**REQUIREMENT**: Print all entries precisely as they are written.

**RECORDS**:

════════════════

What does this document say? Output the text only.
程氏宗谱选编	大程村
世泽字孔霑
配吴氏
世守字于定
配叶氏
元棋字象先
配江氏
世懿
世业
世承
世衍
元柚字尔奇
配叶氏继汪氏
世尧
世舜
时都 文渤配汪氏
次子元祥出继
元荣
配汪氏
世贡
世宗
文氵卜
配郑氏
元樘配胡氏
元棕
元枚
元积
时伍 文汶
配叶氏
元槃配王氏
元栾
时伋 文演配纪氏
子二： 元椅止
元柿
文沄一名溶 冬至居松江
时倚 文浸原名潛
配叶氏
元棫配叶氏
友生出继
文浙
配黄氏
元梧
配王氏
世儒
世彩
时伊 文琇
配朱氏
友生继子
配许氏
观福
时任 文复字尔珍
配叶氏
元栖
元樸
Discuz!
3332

════════════════

**RESULT OF THIS EXERCISE**:
What does this document say? Output the text only.
程氏宗谱选编	大程村
世泽字孔霑
配吴氏
世守字于定
配叶氏
元棋字象先
配江氏
世懿
世业
世承
世衍
元柚字尔奇
配叶氏继汪氏
世尧
世舜
时都 文渤配汪氏
次子元祥出继
元荣
配汪氏
世贡
世宗
文氵卜
配郑氏
元樘配胡氏
元棕
元枚
元积
时伍 文汶
配叶氏
元槃配王氏
元栾
时伋 文演配纪氏
子二： 元椅止
元柿
文沄一名溶 冬至居松江
时倚 文浸原名潛
配叶氏
元棫配叶氏
友生出继
文浙
配黄氏
元梧
配王氏
世儒
世彩
时伊 文琇
配朱氏
友生继子
配许氏
观福
时任 文复字尔珍
配叶氏
元栖
元樸
Discuz!
3332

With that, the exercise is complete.